*Short problem*
Output the data below in full, byte for byte. Nothing may differ.

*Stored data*
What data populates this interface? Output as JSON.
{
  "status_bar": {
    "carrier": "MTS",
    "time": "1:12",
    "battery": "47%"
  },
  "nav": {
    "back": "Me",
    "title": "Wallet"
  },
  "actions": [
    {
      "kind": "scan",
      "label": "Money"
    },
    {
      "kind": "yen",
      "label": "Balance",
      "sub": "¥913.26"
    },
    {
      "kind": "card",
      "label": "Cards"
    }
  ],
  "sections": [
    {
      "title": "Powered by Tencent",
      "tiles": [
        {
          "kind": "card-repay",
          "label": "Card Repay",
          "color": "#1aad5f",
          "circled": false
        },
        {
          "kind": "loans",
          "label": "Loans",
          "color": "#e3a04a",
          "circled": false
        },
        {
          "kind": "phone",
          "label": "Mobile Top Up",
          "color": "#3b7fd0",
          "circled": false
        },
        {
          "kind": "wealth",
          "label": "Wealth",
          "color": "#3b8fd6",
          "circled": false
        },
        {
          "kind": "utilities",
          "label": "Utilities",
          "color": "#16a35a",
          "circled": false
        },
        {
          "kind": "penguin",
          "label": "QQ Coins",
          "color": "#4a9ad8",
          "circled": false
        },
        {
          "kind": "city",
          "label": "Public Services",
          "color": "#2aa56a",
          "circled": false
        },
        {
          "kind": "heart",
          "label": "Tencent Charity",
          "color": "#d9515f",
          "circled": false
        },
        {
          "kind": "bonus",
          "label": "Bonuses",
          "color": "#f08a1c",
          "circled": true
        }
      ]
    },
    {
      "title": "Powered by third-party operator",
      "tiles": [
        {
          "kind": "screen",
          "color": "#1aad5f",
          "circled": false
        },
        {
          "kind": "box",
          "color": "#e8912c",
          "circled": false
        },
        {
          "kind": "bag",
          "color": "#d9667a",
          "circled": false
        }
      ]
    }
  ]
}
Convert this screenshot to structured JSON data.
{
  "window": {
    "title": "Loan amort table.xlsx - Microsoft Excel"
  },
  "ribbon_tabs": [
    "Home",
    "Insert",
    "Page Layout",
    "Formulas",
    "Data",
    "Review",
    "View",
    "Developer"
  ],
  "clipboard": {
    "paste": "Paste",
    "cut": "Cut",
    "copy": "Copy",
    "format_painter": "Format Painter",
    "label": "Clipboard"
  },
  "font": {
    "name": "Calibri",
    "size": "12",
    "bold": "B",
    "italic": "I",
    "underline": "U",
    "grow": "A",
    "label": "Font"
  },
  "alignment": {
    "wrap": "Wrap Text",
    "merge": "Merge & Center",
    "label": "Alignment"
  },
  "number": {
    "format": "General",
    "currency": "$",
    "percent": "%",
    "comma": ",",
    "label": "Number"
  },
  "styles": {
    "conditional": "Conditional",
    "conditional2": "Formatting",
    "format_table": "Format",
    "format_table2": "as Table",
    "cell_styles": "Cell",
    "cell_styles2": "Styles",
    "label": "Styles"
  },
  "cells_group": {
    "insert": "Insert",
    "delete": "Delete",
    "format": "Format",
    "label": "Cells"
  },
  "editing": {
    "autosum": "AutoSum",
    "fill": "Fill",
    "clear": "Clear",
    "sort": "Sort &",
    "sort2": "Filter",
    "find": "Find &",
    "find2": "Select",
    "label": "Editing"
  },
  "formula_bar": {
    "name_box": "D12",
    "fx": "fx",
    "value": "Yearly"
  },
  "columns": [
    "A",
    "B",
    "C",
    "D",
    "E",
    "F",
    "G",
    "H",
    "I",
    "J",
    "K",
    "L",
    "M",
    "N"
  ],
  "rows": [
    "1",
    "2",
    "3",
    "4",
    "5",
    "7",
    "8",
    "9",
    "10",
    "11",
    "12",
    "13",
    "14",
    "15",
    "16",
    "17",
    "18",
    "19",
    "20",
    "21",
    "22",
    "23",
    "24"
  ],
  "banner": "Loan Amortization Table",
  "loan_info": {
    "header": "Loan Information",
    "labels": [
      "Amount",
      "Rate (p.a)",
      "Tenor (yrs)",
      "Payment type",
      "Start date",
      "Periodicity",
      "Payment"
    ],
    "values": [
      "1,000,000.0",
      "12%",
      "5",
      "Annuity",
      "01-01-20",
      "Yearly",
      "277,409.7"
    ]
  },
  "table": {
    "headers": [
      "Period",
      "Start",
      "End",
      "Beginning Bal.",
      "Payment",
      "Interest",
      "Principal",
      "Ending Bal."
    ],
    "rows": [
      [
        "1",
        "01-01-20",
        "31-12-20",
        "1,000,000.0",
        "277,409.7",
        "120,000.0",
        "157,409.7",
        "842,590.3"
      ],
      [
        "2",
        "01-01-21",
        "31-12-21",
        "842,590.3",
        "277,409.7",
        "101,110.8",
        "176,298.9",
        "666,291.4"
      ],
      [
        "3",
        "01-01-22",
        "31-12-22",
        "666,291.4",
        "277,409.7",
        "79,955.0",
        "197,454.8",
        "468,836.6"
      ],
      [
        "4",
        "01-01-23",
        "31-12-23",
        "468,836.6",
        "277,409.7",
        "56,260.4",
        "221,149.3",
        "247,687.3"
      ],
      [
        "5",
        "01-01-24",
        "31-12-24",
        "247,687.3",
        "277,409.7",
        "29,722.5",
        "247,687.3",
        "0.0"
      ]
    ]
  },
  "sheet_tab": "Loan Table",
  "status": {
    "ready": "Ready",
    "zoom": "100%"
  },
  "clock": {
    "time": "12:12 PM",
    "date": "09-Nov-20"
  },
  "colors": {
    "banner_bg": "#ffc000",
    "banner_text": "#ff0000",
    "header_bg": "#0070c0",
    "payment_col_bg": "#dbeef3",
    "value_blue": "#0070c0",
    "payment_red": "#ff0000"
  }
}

*Expected answer*
What data populates this interface? Output as JSON.
{
  "status_bar": {
    "carrier": "MTS",
    "time": "1:12",
    "battery": "47%"
  },
  "nav": {
    "back": "Me",
    "title": "Wallet"
  },
  "actions": [
    {
      "kind": "scan",
      "label": "Money"
    },
    {
      "kind": "yen",
      "label": "Balance",
      "sub": "¥913.26"
    },
    {
      "kind": "card",
      "label": "Cards"
    }
  ],
  "sections": [
    {
      "title": "Powered by Tencent",
      "tiles": [
        {
          "kind": "card-repay",
          "label": "Card Repay",
          "color": "#1aad5f",
          "circled": false
        },
        {
          "kind": "loans",
          "label": "Loans",
          "color": "#e3a04a",
          "circled": false
        },
        {
          "kind": "phone",
          "label": "Mobile Top Up",
          "color": "#3b7fd0",
          "circled": false
        },
        {
          "kind": "wealth",
          "label": "Wealth",
          "color": "#3b8fd6",
          "circled": false
        },
        {
          "kind": "utilities",
          "label": "Utilities",
          "color": "#16a35a",
          "circled": false
        },
        {
          "kind": "penguin",
          "label": "QQ Coins",
          "color": "#4a9ad8",
          "circled": false
        },
        {
          "kind": "city",
          "label": "Public Services",
          "color": "#2aa56a",
          "circled": false
        },
        {
          "kind": "heart",
          "label": "Tencent Charity",
          "color": "#d9515f",
          "circled": false
        },
        {
          "kind": "bonus",
          "label": "Bonuses",
          "color": "#f08a1c",
          "circled": true
        }
      ]
    },
    {
      "title": "Powered by third-party operator",
      "tiles": [
        {
          "kind": "screen",
          "color": "#1aad5f",
          "circled": false
        },
        {
          "kind": "box",
          "color": "#e8912c",
          "circled": false
        },
        {
          "kind": "bag",
          "color": "#d9667a",
          "circled": false
        }
      ]
    }
  ]
}
Convert this screenshot to structured JSON data.
{
  "window": {
    "title": "Loan amort table.xlsx - Microsoft Excel"
  },
  "ribbon_tabs": [
    "Home",
    "Insert",
    "Page Layout",
    "Formulas",
    "Data",
    "Review",
    "View",
    "Developer"
  ],
  "clipboard": {
    "paste": "Paste",
    "cut": "Cut",
    "copy": "Copy",
    "format_painter": "Format Painter",
    "label": "Clipboard"
  },
  "font": {
    "name": "Calibri",
    "size": "12",
    "bold": "B",
    "italic": "I",
    "underline": "U",
    "grow": "A",
    "label": "Font"
  },
  "alignment": {
    "wrap": "Wrap Text",
    "merge": "Merge & Center",
    "label": "Alignment"
  },
  "number": {
    "format": "General",
    "currency": "$",
    "percent": "%",
    "comma": ",",
    "label": "Number"
  },
  "styles": {
    "conditional": "Conditional",
    "conditional2": "Formatting",
    "format_table": "Format",
    "format_table2": "as Table",
    "cell_styles": "Cell",
    "cell_styles2": "Styles",
    "label": "Styles"
  },
  "cells_group": {
    "insert": "Insert",
    "delete": "Delete",
    "format": "Format",
    "label": "Cells"
  },
  "editing": {
    "autosum": "AutoSum",
    "fill": "Fill",
    "clear": "Clear",
    "sort": "Sort &",
    "sort2": "Filter",
    "find": "Find &",
    "find2": "Select",
    "label": "Editing"
  },
  "formula_bar": {
    "name_box": "D12",
    "fx": "fx",
    "value": "Yearly"
  },
  "columns": [
    "A",
    "B",
    "C",
    "D",
    "E",
    "F",
    "G",
    "H",
    "I",
    "J",
    "K",
    "L",
    "M",
    "N"
  ],
  "rows": [
    "1",
    "2",
    "3",
    "4",
    "5",
    "7",
    "8",
    "9",
    "10",
    "11",
    "12",
    "13",
    "14",
    "15",
    "16",
    "17",
    "18",
    "19",
    "20",
    "21",
    "22",
    "23",
    "24"
  ],
  "banner": "Loan Amortization Table",
  "loan_info": {
    "header": "Loan Information",
    "labels": [
      "Amount",
      "Rate (p.a)",
      "Tenor (yrs)",
      "Payment type",
      "Start date",
      "Periodicity",
      "Payment"
    ],
    "values": [
      "1,000,000.0",
      "12%",
      "5",
      "Annuity",
      "01-01-20",
      "Yearly",
      "277,409.7"
    ]
  },
  "table": {
    "headers": [
      "Period",
      "Start",
      "End",
      "Beginning Bal.",
      "Payment",
      "Interest",
      "Principal",
      "Ending Bal."
    ],
    "rows": [
      [
        "1",
        "01-01-20",
        "31-12-20",
        "1,000,000.0",
        "277,409.7",
        "120,000.0",
        "157,409.7",
        "842,590.3"
      ],
      [
        "2",
        "01-01-21",
        "31-12-21",
        "842,590.3",
        "277,409.7",
        "101,110.8",
        "176,298.9",
        "666,291.4"
      ],
      [
        "3",
        "01-01-22",
        "31-12-22",
        "666,291.4",
        "277,409.7",
        "79,955.0",
        "197,454.8",
        "468,836.6"
      ],
      [
        "4",
        "01-01-23",
        "31-12-23",
        "468,836.6",
        "277,409.7",
        "56,260.4",
        "221,149.3",
        "247,687.3"
      ],
      [
        "5",
        "01-01-24",
        "31-12-24",
        "247,687.3",
        "277,409.7",
        "29,722.5",
        "247,687.3",
        "0.0"
      ]
    ]
  },
  "sheet_tab": "Loan Table",
  "status": {
    "ready": "Ready",
    "zoom": "100%"
  },
  "clock": {
    "time": "12:12 PM",
    "date": "09-Nov-20"
  },
  "colors": {
    "banner_bg": "#ffc000",
    "banner_text": "#ff0000",
    "header_bg": "#0070c0",
    "payment_col_bg": "#dbeef3",
    "value_blue": "#0070c0",
    "payment_red": "#ff0000"
  }
}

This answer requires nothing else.